**Work to be completed**
Show all lines of the listing that hold the word "Odpowiedziałeś".

[Data entries]
-*-

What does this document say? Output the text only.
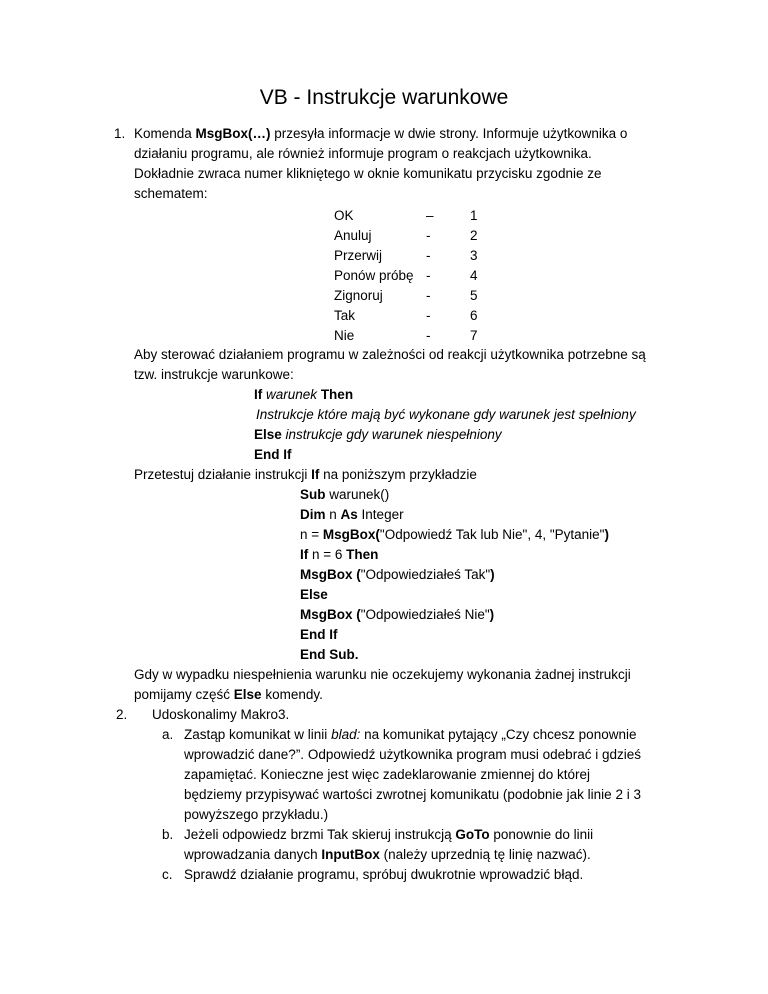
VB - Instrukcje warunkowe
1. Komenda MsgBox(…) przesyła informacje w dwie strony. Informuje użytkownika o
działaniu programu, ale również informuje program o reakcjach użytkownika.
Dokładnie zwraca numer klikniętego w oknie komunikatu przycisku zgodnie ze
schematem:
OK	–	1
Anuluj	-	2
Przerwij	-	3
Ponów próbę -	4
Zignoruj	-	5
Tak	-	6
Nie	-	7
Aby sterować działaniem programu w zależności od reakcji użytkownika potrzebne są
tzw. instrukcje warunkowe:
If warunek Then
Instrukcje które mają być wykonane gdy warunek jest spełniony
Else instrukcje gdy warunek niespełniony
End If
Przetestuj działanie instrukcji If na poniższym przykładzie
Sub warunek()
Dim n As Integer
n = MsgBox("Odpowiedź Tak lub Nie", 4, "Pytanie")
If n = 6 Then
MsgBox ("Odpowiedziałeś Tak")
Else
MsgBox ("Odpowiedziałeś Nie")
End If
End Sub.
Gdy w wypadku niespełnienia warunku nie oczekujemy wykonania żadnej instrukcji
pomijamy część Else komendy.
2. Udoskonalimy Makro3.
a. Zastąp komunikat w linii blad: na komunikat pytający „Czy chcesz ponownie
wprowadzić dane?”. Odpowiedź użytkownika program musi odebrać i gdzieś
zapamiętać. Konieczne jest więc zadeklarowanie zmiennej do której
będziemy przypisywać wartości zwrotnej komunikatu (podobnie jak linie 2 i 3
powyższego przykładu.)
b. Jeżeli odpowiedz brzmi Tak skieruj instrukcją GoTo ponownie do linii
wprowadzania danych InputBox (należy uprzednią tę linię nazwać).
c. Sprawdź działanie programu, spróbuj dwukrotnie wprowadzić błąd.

-*-

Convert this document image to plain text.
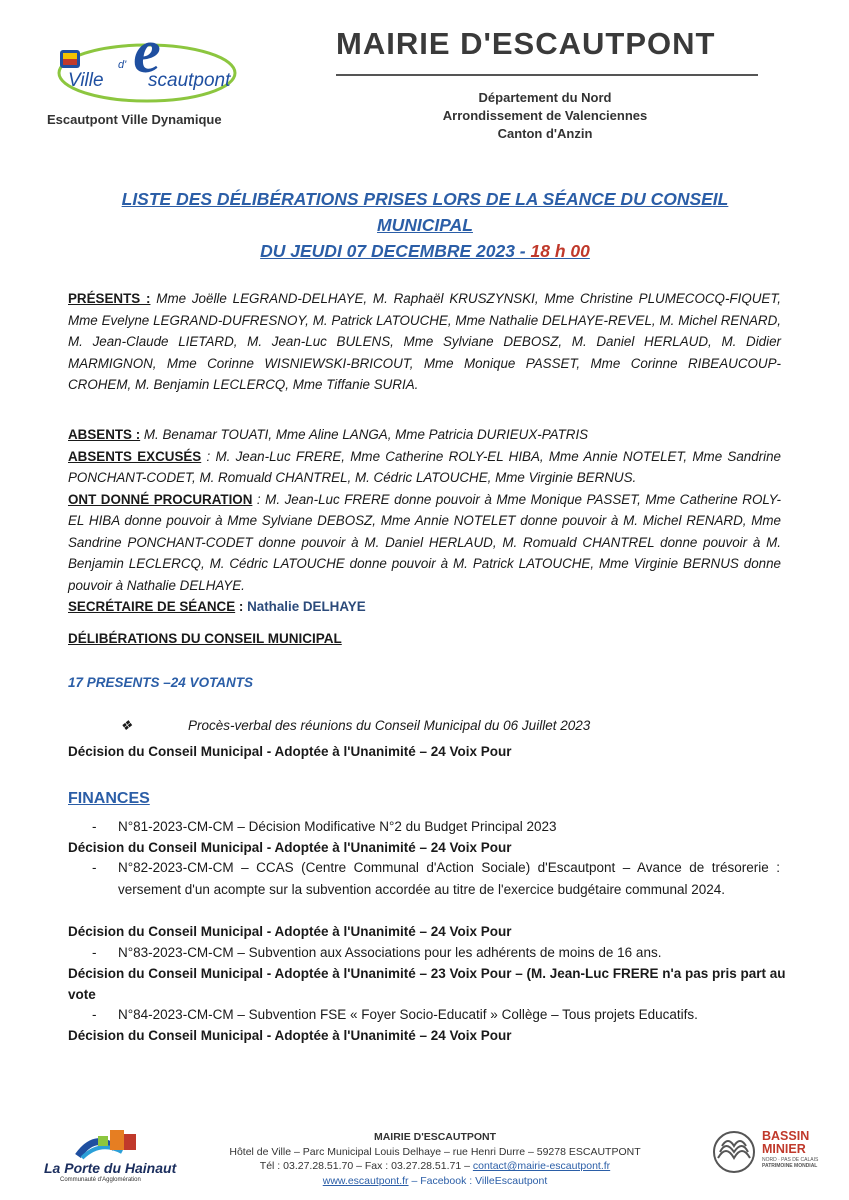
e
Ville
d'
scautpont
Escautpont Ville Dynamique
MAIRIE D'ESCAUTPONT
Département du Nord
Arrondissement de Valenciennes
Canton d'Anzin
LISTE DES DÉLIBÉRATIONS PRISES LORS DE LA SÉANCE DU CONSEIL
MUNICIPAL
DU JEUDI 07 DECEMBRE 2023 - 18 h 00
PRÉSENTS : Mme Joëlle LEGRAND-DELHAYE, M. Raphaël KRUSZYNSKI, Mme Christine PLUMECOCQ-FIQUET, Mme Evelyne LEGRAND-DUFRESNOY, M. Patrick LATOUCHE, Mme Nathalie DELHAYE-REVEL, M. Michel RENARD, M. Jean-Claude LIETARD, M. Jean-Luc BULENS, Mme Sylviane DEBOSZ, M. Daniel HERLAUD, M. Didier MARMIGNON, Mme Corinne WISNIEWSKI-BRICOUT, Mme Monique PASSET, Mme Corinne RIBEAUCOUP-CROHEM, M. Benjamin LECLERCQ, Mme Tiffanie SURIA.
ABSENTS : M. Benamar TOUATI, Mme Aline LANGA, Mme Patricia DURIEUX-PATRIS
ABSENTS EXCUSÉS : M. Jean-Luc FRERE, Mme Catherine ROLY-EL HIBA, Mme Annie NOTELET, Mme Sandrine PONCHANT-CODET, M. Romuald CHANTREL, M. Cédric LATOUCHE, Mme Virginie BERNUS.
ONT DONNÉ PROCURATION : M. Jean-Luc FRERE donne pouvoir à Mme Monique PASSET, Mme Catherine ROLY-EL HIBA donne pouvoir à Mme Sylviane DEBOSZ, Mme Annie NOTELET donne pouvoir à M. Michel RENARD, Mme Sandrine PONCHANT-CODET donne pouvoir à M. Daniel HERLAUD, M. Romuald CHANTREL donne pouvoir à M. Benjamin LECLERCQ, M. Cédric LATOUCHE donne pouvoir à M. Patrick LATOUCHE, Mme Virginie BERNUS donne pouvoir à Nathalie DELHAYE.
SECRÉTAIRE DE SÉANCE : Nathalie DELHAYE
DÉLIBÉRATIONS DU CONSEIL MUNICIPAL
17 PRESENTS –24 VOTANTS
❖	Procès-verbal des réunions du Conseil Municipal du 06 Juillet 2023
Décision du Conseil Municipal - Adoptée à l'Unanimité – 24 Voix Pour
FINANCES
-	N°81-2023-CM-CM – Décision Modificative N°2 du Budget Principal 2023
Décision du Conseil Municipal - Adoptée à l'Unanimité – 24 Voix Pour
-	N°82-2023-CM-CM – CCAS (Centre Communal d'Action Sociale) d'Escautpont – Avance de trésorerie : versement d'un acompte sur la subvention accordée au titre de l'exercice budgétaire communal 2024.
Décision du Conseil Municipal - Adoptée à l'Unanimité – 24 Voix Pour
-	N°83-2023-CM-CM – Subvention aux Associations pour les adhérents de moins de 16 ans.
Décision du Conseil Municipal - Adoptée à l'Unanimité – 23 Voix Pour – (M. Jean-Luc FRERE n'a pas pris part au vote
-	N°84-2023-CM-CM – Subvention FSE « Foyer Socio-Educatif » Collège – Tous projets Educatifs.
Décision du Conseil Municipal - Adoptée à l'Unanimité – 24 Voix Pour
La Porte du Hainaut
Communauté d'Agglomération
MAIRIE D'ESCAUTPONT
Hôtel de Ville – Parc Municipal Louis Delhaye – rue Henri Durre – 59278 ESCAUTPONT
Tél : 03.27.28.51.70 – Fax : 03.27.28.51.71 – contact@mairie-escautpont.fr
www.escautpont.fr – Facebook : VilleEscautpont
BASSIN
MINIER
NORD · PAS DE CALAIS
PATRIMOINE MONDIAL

-*-

**Right answer**
MsgBox ("Odpowiedziałeś Tak")
MsgBox ("Odpowiedziałeś Nie")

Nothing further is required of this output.